### To do
Pull every line with the word "Registry" out of the entries below.

>> Begin

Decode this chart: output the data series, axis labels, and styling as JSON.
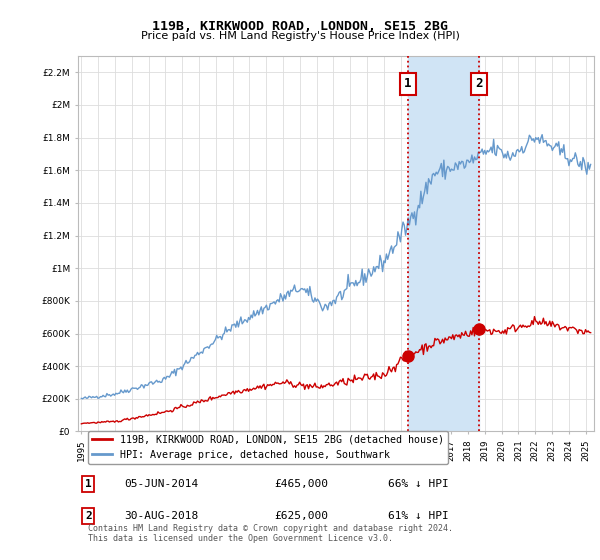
{
  "title": "119B, KIRKWOOD ROAD, LONDON, SE15 2BG",
  "subtitle": "Price paid vs. HM Land Registry's House Price Index (HPI)",
  "legend_line1": "119B, KIRKWOOD ROAD, LONDON, SE15 2BG (detached house)",
  "legend_line2": "HPI: Average price, detached house, Southwark",
  "footnote": "Contains HM Land Registry data © Crown copyright and database right 2024.\nThis data is licensed under the Open Government Licence v3.0.",
  "annotation1": {
    "label": "1",
    "date": "05-JUN-2014",
    "price": "£465,000",
    "hpi": "66% ↓ HPI"
  },
  "annotation2": {
    "label": "2",
    "date": "30-AUG-2018",
    "price": "£625,000",
    "hpi": "61% ↓ HPI"
  },
  "sale1_x": 2014.43,
  "sale1_y": 465000,
  "sale2_x": 2018.66,
  "sale2_y": 625000,
  "red_color": "#cc0000",
  "blue_color": "#6699cc",
  "shade_color": "#d0e4f5",
  "ylim": [
    0,
    2300000
  ],
  "xlim": [
    1994.8,
    2025.5
  ]
}
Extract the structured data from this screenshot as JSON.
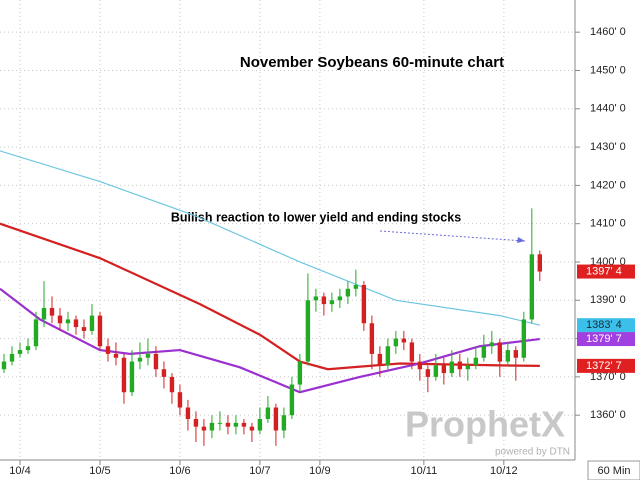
{
  "chart_data": {
    "type": "candlestick",
    "title": "November Soybeans 60-minute chart",
    "annotation": "Bullish reaction to lower yield and ending stocks",
    "interval": "60 Min",
    "logo": "ProphetX",
    "logo_sub": "powered by DTN",
    "up_color": "#22aa22",
    "down_color": "#d42020",
    "grid": true,
    "xlim": [
      -0.5,
      71.4
    ],
    "ylim": [
      1348.3,
      1468.4
    ],
    "xticks": [
      {
        "value": 2,
        "label": "10/4"
      },
      {
        "value": 12,
        "label": "10/5"
      },
      {
        "value": 22,
        "label": "10/6"
      },
      {
        "value": 32,
        "label": "10/7"
      },
      {
        "value": 39.5,
        "label": "10/9"
      },
      {
        "value": 52.5,
        "label": "10/11"
      },
      {
        "value": 62.5,
        "label": "10/12"
      }
    ],
    "yticks": [
      {
        "value": 1360,
        "label": "1360' 0"
      },
      {
        "value": 1370,
        "label": "1370' 0"
      },
      {
        "value": 1380,
        "label": "1380' 0"
      },
      {
        "value": 1390,
        "label": "1390' 0"
      },
      {
        "value": 1400,
        "label": "1400' 0"
      },
      {
        "value": 1410,
        "label": "1410' 0"
      },
      {
        "value": 1420,
        "label": "1420' 0"
      },
      {
        "value": 1430,
        "label": "1430' 0"
      },
      {
        "value": 1440,
        "label": "1440' 0"
      },
      {
        "value": 1450,
        "label": "1450' 0"
      },
      {
        "value": 1460,
        "label": "1460' 0"
      }
    ],
    "open": [
      1372,
      1374,
      1376,
      1377,
      1378,
      1385,
      1388,
      1386,
      1384,
      1385,
      1383,
      1382,
      1386,
      1378,
      1376,
      1375,
      1366,
      1374,
      1375,
      1376,
      1372,
      1370,
      1366,
      1362,
      1359,
      1357,
      1356,
      1358,
      1358,
      1357,
      1358,
      1357,
      1356,
      1359,
      1362,
      1356,
      1360,
      1368,
      1374,
      1390,
      1391,
      1389,
      1390,
      1391,
      1393,
      1394,
      1384,
      1376,
      1373,
      1378,
      1380,
      1379,
      1374,
      1372,
      1370,
      1373,
      1371,
      1374,
      1372,
      1373,
      1375,
      1378,
      1379,
      1374,
      1377,
      1375,
      1385,
      1402
    ],
    "high": [
      1376,
      1378,
      1379,
      1380,
      1387,
      1395,
      1391,
      1388,
      1387,
      1386,
      1385,
      1389,
      1387,
      1380,
      1379,
      1376,
      1377,
      1379,
      1380,
      1378,
      1374,
      1371,
      1368,
      1364,
      1361,
      1359,
      1360,
      1361,
      1360,
      1360,
      1359,
      1358,
      1362,
      1365,
      1363,
      1362,
      1370,
      1376,
      1397,
      1393,
      1392,
      1392,
      1393,
      1395,
      1398,
      1395,
      1386,
      1378,
      1380,
      1382,
      1382,
      1380,
      1376,
      1373,
      1376,
      1375,
      1377,
      1376,
      1375,
      1378,
      1381,
      1382,
      1380,
      1379,
      1378,
      1387,
      1414,
      1403
    ],
    "low": [
      1371,
      1373,
      1375,
      1376,
      1377,
      1383,
      1384,
      1382,
      1382,
      1381,
      1380,
      1381,
      1377,
      1374,
      1373,
      1363,
      1365,
      1372,
      1373,
      1370,
      1367,
      1363,
      1360,
      1356,
      1353,
      1352,
      1354,
      1356,
      1355,
      1355,
      1355,
      1353,
      1355,
      1358,
      1352,
      1354,
      1359,
      1366,
      1373,
      1387,
      1386,
      1387,
      1388,
      1389,
      1391,
      1382,
      1372,
      1370,
      1372,
      1376,
      1377,
      1372,
      1369,
      1366,
      1369,
      1368,
      1370,
      1370,
      1369,
      1372,
      1374,
      1376,
      1370,
      1373,
      1369,
      1374,
      1384,
      1395
    ],
    "close": [
      1374,
      1376,
      1377,
      1378,
      1385,
      1388,
      1386,
      1384,
      1385,
      1383,
      1382,
      1386,
      1378,
      1376,
      1375,
      1366,
      1374,
      1375,
      1376,
      1372,
      1370,
      1366,
      1362,
      1359,
      1357,
      1356,
      1358,
      1358,
      1357,
      1358,
      1357,
      1356,
      1359,
      1362,
      1356,
      1360,
      1368,
      1374,
      1390,
      1391,
      1389,
      1390,
      1391,
      1393,
      1394,
      1384,
      1376,
      1373,
      1378,
      1380,
      1379,
      1374,
      1372,
      1370,
      1373,
      1371,
      1374,
      1372,
      1373,
      1375,
      1378,
      1379,
      1374,
      1377,
      1375,
      1385,
      1402,
      1397.5
    ],
    "overlays": [
      {
        "color": "#6cc6e0",
        "x": [
          -0.5,
          12,
          24,
          37,
          49,
          62,
          67
        ],
        "values": [
          1429,
          1421,
          1412,
          1400,
          1390,
          1386,
          1383.5
        ]
      },
      {
        "color": "#d42020",
        "x": [
          -0.5,
          12,
          24.5,
          32,
          37,
          40.5,
          49.5,
          62,
          67
        ],
        "values": [
          1410,
          1401,
          1389,
          1381,
          1374,
          1372,
          1373.5,
          1373,
          1372.875
        ]
      },
      {
        "color": "#9b30d0",
        "x": [
          -0.5,
          4.5,
          12,
          15.75,
          22,
          29.5,
          37,
          44.5,
          52,
          59.5,
          67
        ],
        "values": [
          1393,
          1385,
          1377,
          1376,
          1377,
          1372.5,
          1366,
          1370,
          1373.5,
          1378,
          1379.875
        ]
      }
    ],
    "price_tags": [
      {
        "value": 1397.5,
        "label": "1397' 4",
        "color": "#e02020",
        "text_color": "#ffffff"
      },
      {
        "value": 1383.5,
        "label": "1383' 4",
        "color": "#3cc0ea",
        "text_color": "#10303a"
      },
      {
        "value": 1379.875,
        "label": "1379' 7",
        "color": "#a040e0",
        "text_color": "#ffffff"
      },
      {
        "value": 1372.875,
        "label": "1372' 7",
        "color": "#e02020",
        "text_color": "#ffffff"
      }
    ]
  }
}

>> End

### Output below
  "subtitle": "Price paid vs. HM Land Registry's House Price Index (HPI)",
  "footnote": "Contains HM Land Registry data © Crown copyright and database right 2024.\nThis data is licensed under the Open Government Licence v3.0.",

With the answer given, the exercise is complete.